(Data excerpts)
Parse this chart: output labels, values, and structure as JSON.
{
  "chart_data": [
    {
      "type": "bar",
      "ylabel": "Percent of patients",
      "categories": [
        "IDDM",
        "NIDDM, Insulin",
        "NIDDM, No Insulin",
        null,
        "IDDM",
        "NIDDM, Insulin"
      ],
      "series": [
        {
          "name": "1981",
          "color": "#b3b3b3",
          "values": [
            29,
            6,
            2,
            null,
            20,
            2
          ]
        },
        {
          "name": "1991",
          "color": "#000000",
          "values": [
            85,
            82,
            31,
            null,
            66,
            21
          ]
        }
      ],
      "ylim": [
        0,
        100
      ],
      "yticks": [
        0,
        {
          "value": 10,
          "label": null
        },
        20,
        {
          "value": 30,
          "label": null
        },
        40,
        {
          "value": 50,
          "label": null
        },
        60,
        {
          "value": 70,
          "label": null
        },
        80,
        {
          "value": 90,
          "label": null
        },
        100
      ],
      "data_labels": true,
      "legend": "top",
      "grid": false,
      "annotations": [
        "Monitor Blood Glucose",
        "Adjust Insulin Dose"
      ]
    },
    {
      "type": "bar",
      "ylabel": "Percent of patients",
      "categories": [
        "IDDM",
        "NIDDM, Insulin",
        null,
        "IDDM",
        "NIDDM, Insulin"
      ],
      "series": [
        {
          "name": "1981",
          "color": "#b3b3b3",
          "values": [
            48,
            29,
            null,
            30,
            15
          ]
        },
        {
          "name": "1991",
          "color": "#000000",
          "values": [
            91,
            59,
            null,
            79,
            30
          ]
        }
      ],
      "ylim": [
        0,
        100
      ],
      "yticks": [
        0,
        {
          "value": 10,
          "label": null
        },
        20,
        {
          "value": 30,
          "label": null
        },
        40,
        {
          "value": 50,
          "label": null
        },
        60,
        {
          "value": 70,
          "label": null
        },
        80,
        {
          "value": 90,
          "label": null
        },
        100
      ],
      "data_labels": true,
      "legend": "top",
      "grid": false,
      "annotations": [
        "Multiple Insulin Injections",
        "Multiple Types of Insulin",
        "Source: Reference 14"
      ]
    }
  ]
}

* [PROBLEM]:
Output the data above exactly, please, line for line.

* [OUTPUT FOR THIS TASK]:
Parse this chart: output labels, values, and structure as JSON.
{
  "chart_data": [
    {
      "type": "bar",
      "ylabel": "Percent of patients",
      "categories": [
        "IDDM",
        "NIDDM, Insulin",
        "NIDDM, No Insulin",
        null,
        "IDDM",
        "NIDDM, Insulin"
      ],
      "series": [
        {
          "name": "1981",
          "color": "#b3b3b3",
          "values": [
            29,
            6,
            2,
            null,
            20,
            2
          ]
        },
        {
          "name": "1991",
          "color": "#000000",
          "values": [
            85,
            82,
            31,
            null,
            66,
            21
          ]
        }
      ],
      "ylim": [
        0,
        100
      ],
      "yticks": [
        0,
        {
          "value": 10,
          "label": null
        },
        20,
        {
          "value": 30,
          "label": null
        },
        40,
        {
          "value": 50,
          "label": null
        },
        60,
        {
          "value": 70,
          "label": null
        },
        80,
        {
          "value": 90,
          "label": null
        },
        100
      ],
      "data_labels": true,
      "legend": "top",
      "grid": false,
      "annotations": [
        "Monitor Blood Glucose",
        "Adjust Insulin Dose"
      ]
    },
    {
      "type": "bar",
      "ylabel": "Percent of patients",
      "categories": [
        "IDDM",
        "NIDDM, Insulin",
        null,
        "IDDM",
        "NIDDM, Insulin"
      ],
      "series": [
        {
          "name": "1981",
          "color": "#b3b3b3",
          "values": [
            48,
            29,
            null,
            30,
            15
          ]
        },
        {
          "name": "1991",
          "color": "#000000",
          "values": [
            91,
            59,
            null,
            79,
            30
          ]
        }
      ],
      "ylim": [
        0,
        100
      ],
      "yticks": [
        0,
        {
          "value": 10,
          "label": null
        },
        20,
        {
          "value": 30,
          "label": null
        },
        40,
        {
          "value": 50,
          "label": null
        },
        60,
        {
          "value": 70,
          "label": null
        },
        80,
        {
          "value": 90,
          "label": null
        },
        100
      ],
      "data_labels": true,
      "legend": "top",
      "grid": false,
      "annotations": [
        "Multiple Insulin Injections",
        "Multiple Types of Insulin",
        "Source: Reference 14"
      ]
    }
  ]
}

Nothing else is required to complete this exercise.